Texto para análise:
= = = = = = =
Há hospitais fresquinhos, acabadinhos de nascer, que não têm lugar para todos os doentes.
A desculpa técnica é a do subdimensionamento - palavra chique - mas que pouco diz aos familiares que se deslocam às instalações e encontram o seu doente numa maca, à porta de um quarto com lotação esgotada.
Eu pago impostos. Os meus pais pagam impostos. Os meus familiares pagam impostos.
Eu pago a Segurança Social. Os meus pais pagam a Segurança Social. Os meus familiares pagam a Segurança Social.
Alguém me explica por que está, então, o meu avô, de 90 anos, num corredor de um hospital fresquinho, acabadinho de estrear?
= = = = = = =
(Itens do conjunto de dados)
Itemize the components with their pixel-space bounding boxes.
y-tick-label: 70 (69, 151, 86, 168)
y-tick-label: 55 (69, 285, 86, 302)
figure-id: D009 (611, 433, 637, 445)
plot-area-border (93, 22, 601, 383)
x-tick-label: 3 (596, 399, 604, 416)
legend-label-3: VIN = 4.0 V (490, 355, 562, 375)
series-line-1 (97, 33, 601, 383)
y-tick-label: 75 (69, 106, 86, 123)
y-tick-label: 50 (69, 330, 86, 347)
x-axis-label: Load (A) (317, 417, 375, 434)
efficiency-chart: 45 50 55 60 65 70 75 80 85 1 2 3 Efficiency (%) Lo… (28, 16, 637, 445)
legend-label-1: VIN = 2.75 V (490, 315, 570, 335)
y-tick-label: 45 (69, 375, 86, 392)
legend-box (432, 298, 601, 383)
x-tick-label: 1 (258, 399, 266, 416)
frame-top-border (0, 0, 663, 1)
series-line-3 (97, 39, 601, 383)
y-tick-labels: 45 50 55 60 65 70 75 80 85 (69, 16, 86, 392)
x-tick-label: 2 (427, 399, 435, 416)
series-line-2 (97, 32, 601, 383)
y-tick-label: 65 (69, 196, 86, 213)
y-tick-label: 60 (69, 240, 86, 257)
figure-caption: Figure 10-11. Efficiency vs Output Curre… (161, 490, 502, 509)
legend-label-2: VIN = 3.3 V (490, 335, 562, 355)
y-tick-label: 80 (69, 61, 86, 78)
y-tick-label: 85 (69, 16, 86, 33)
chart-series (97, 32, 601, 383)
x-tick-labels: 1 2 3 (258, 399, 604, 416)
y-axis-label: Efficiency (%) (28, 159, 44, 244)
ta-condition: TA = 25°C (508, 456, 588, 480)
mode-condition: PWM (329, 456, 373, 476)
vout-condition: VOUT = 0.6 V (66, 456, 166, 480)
= = = = = = =
Instruções:
1: Reescreva o trecho do texto sobre os hospitais desde "Eu pago a Segurança" até "acabadinho de estrear?", inclusive, substituindo "avô" por "pai".
2: Indique todos os sujeitos que, segundo o texto sobre os hospitais, pagam impostos.
3: Prossiga o texto sobre os hospitais a partir do ponto em que termina.

Respostas por item:
1:
Eu pago a Segurança Social. Os meus pais pagam a Segurança Social. Os meus familiares pagam a Segurança Social.
Alguém me explica por que está, então, o meu pai, de 90 anos, num corredor de um hospital fresquinho, acabadinho de estrear?

2: Eu; os meus pais; os meus familiares.

3:
Alguém me explica por que está o meu avô, com a sua doença, a sua dignidade ferida, a sua fragilidade natural, à mercê do olhar dos que passam?
O meu avô está neste corredor, sem forças, a fazer xixi ensaguentado para um plástico transparente, que qualquer um pode ver.
Eu sei que o meu avô tem 90 anos. E que a sua vida já aconteceu. Mas enquanto os olhos dele não se fecharem de vez, não há quem lhe cale a desconfiança e a incerteza daquele lugar. Nem a ele nem a mim.